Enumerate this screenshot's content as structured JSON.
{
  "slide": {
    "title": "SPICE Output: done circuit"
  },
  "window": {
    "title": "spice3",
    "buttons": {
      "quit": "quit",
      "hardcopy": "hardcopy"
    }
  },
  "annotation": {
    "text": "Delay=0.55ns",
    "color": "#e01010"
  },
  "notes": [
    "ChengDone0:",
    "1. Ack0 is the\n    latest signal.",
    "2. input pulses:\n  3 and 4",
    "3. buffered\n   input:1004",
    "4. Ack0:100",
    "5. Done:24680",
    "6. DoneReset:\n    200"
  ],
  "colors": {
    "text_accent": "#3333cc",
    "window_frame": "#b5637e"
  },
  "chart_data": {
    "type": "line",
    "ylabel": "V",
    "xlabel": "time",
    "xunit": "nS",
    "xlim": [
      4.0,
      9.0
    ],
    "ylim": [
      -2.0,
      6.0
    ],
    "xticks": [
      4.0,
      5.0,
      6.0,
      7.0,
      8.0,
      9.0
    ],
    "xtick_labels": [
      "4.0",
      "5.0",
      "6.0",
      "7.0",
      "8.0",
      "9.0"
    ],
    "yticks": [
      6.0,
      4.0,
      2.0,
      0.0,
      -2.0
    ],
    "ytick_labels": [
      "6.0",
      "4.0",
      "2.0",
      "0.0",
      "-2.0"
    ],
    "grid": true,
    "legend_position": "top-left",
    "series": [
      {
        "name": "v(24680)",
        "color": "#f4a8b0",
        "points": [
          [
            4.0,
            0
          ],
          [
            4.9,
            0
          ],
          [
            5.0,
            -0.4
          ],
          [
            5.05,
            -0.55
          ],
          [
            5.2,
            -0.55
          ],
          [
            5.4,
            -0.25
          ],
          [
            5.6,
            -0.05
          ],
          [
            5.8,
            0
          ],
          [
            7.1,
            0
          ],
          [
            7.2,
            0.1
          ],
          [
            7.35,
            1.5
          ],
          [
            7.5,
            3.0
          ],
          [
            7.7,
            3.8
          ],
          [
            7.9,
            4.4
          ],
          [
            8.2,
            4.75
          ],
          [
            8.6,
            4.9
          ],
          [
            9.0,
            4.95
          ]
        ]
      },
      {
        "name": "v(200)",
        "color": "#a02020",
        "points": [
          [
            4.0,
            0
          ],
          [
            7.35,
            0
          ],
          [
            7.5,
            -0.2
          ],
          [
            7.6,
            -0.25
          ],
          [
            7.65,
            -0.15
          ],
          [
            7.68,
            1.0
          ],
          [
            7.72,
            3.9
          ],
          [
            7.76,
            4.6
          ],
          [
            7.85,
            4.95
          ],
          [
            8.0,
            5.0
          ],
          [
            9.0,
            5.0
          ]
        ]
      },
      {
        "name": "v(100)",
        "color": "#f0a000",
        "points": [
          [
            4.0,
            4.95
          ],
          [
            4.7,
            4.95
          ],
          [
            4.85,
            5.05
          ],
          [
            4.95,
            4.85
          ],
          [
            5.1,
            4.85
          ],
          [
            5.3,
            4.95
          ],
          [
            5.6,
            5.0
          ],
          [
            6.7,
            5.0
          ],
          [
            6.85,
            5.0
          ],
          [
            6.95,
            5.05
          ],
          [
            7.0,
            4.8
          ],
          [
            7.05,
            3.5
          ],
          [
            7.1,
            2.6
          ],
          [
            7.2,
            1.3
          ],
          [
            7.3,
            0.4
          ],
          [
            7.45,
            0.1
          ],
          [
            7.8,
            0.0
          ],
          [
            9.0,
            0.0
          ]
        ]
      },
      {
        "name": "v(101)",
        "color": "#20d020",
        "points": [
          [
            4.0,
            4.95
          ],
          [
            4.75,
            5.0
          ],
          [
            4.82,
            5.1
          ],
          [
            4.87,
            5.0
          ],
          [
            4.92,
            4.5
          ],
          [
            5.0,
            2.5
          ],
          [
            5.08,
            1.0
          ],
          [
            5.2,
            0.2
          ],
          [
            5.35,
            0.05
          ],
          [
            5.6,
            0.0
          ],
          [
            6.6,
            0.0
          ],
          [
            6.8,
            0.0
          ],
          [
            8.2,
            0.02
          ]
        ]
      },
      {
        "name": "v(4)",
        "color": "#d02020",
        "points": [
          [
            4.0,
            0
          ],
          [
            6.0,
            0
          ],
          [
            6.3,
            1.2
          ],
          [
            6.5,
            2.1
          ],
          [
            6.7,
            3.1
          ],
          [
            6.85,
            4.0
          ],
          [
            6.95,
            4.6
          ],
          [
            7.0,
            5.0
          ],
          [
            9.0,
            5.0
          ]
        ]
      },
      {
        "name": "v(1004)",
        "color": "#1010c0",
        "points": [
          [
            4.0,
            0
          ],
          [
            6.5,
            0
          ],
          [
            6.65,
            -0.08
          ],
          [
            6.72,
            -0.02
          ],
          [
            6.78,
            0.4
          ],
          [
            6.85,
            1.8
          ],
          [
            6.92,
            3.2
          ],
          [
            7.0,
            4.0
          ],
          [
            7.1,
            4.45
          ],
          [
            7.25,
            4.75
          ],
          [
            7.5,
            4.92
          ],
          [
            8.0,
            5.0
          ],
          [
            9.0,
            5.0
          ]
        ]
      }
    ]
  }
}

---

*EXERCISE GOAL*: Output the full listing without altering anything.

*ANSWER TO THE PROBLEM*:
Enumerate this screenshot's content as structured JSON.
{
  "slide": {
    "title": "SPICE Output: done circuit"
  },
  "window": {
    "title": "spice3",
    "buttons": {
      "quit": "quit",
      "hardcopy": "hardcopy"
    }
  },
  "annotation": {
    "text": "Delay=0.55ns",
    "color": "#e01010"
  },
  "notes": [
    "ChengDone0:",
    "1. Ack0 is the\n    latest signal.",
    "2. input pulses:\n  3 and 4",
    "3. buffered\n   input:1004",
    "4. Ack0:100",
    "5. Done:24680",
    "6. DoneReset:\n    200"
  ],
  "colors": {
    "text_accent": "#3333cc",
    "window_frame": "#b5637e"
  },
  "chart_data": {
    "type": "line",
    "ylabel": "V",
    "xlabel": "time",
    "xunit": "nS",
    "xlim": [
      4.0,
      9.0
    ],
    "ylim": [
      -2.0,
      6.0
    ],
    "xticks": [
      4.0,
      5.0,
      6.0,
      7.0,
      8.0,
      9.0
    ],
    "xtick_labels": [
      "4.0",
      "5.0",
      "6.0",
      "7.0",
      "8.0",
      "9.0"
    ],
    "yticks": [
      6.0,
      4.0,
      2.0,
      0.0,
      -2.0
    ],
    "ytick_labels": [
      "6.0",
      "4.0",
      "2.0",
      "0.0",
      "-2.0"
    ],
    "grid": true,
    "legend_position": "top-left",
    "series": [
      {
        "name": "v(24680)",
        "color": "#f4a8b0",
        "points": [
          [
            4.0,
            0
          ],
          [
            4.9,
            0
          ],
          [
            5.0,
            -0.4
          ],
          [
            5.05,
            -0.55
          ],
          [
            5.2,
            -0.55
          ],
          [
            5.4,
            -0.25
          ],
          [
            5.6,
            -0.05
          ],
          [
            5.8,
            0
          ],
          [
            7.1,
            0
          ],
          [
            7.2,
            0.1
          ],
          [
            7.35,
            1.5
          ],
          [
            7.5,
            3.0
          ],
          [
            7.7,
            3.8
          ],
          [
            7.9,
            4.4
          ],
          [
            8.2,
            4.75
          ],
          [
            8.6,
            4.9
          ],
          [
            9.0,
            4.95
          ]
        ]
      },
      {
        "name": "v(200)",
        "color": "#a02020",
        "points": [
          [
            4.0,
            0
          ],
          [
            7.35,
            0
          ],
          [
            7.5,
            -0.2
          ],
          [
            7.6,
            -0.25
          ],
          [
            7.65,
            -0.15
          ],
          [
            7.68,
            1.0
          ],
          [
            7.72,
            3.9
          ],
          [
            7.76,
            4.6
          ],
          [
            7.85,
            4.95
          ],
          [
            8.0,
            5.0
          ],
          [
            9.0,
            5.0
          ]
        ]
      },
      {
        "name": "v(100)",
        "color": "#f0a000",
        "points": [
          [
            4.0,
            4.95
          ],
          [
            4.7,
            4.95
          ],
          [
            4.85,
            5.05
          ],
          [
            4.95,
            4.85
          ],
          [
            5.1,
            4.85
          ],
          [
            5.3,
            4.95
          ],
          [
            5.6,
            5.0
          ],
          [
            6.7,
            5.0
          ],
          [
            6.85,
            5.0
          ],
          [
            6.95,
            5.05
          ],
          [
            7.0,
            4.8
          ],
          [
            7.05,
            3.5
          ],
          [
            7.1,
            2.6
          ],
          [
            7.2,
            1.3
          ],
          [
            7.3,
            0.4
          ],
          [
            7.45,
            0.1
          ],
          [
            7.8,
            0.0
          ],
          [
            9.0,
            0.0
          ]
        ]
      },
      {
        "name": "v(101)",
        "color": "#20d020",
        "points": [
          [
            4.0,
            4.95
          ],
          [
            4.75,
            5.0
          ],
          [
            4.82,
            5.1
          ],
          [
            4.87,
            5.0
          ],
          [
            4.92,
            4.5
          ],
          [
            5.0,
            2.5
          ],
          [
            5.08,
            1.0
          ],
          [
            5.2,
            0.2
          ],
          [
            5.35,
            0.05
          ],
          [
            5.6,
            0.0
          ],
          [
            6.6,
            0.0
          ],
          [
            6.8,
            0.0
          ],
          [
            8.2,
            0.02
          ]
        ]
      },
      {
        "name": "v(4)",
        "color": "#d02020",
        "points": [
          [
            4.0,
            0
          ],
          [
            6.0,
            0
          ],
          [
            6.3,
            1.2
          ],
          [
            6.5,
            2.1
          ],
          [
            6.7,
            3.1
          ],
          [
            6.85,
            4.0
          ],
          [
            6.95,
            4.6
          ],
          [
            7.0,
            5.0
          ],
          [
            9.0,
            5.0
          ]
        ]
      },
      {
        "name": "v(1004)",
        "color": "#1010c0",
        "points": [
          [
            4.0,
            0
          ],
          [
            6.5,
            0
          ],
          [
            6.65,
            -0.08
          ],
          [
            6.72,
            -0.02
          ],
          [
            6.78,
            0.4
          ],
          [
            6.85,
            1.8
          ],
          [
            6.92,
            3.2
          ],
          [
            7.0,
            4.0
          ],
          [
            7.1,
            4.45
          ],
          [
            7.25,
            4.75
          ],
          [
            7.5,
            4.92
          ],
          [
            8.0,
            5.0
          ],
          [
            9.0,
            5.0
          ]
        ]
      }
    ]
  }
}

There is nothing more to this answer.